# EXERCISE GOAL
Find out how many lines of the material contain the string "image" and give only that figure.
━━ RECORDS FOR THE EXERCISE
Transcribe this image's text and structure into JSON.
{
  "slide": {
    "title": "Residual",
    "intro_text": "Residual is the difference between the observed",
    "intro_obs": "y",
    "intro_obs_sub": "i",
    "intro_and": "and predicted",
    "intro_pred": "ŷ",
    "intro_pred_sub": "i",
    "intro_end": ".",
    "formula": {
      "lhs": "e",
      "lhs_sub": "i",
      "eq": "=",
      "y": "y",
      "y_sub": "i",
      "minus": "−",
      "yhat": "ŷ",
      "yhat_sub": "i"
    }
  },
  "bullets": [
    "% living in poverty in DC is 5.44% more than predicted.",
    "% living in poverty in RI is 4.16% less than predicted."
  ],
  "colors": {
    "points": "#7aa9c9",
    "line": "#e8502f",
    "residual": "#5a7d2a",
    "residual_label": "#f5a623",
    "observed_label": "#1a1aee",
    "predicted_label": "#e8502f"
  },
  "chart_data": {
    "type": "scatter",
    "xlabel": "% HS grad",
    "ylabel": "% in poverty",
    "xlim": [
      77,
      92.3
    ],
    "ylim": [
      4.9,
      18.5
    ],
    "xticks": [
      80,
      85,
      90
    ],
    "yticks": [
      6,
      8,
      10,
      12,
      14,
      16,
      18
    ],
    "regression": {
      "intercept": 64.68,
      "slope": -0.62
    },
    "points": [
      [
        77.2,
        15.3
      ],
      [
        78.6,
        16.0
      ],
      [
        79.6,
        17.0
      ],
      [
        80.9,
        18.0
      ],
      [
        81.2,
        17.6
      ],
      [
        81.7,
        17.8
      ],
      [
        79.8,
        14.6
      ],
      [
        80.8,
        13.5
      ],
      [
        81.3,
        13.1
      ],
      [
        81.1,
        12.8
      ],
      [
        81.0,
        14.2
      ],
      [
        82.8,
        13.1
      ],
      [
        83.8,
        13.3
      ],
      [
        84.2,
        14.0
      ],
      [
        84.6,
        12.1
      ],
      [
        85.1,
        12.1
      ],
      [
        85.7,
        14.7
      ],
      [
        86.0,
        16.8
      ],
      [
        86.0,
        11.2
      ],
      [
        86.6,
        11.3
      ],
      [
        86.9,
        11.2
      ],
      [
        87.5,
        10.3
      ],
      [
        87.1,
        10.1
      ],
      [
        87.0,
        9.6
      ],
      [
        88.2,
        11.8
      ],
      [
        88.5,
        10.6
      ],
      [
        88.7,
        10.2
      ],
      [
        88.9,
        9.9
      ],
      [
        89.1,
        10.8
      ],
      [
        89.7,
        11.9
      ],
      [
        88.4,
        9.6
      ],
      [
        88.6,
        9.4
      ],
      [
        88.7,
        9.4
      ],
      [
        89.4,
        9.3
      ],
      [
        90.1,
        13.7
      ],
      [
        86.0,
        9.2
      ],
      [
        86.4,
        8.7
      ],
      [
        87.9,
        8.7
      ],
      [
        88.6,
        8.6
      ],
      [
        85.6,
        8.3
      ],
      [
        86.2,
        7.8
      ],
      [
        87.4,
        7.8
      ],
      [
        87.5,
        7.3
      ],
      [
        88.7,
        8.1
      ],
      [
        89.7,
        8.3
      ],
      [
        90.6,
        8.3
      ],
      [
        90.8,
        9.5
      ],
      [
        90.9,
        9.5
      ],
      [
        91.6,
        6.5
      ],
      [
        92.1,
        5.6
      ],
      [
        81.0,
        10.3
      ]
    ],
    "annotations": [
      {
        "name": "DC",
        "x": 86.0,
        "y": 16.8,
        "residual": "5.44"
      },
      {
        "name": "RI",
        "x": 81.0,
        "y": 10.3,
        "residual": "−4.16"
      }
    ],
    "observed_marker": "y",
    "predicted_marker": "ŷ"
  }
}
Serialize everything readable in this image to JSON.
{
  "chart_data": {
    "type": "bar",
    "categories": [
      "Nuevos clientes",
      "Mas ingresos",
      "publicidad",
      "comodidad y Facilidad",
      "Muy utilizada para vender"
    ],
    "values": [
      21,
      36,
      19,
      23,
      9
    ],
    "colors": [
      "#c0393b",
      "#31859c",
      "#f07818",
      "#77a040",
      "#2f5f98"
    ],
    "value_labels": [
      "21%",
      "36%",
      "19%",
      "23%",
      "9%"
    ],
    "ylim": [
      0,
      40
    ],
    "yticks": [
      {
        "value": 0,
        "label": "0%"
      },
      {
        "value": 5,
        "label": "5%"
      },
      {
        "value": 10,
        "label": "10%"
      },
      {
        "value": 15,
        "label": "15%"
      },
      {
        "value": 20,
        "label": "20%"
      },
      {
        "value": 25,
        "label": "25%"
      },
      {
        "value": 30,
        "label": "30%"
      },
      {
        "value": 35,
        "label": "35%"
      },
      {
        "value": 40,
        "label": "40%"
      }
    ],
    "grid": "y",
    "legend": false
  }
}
━━━━
# WRITTEN ANSWER
2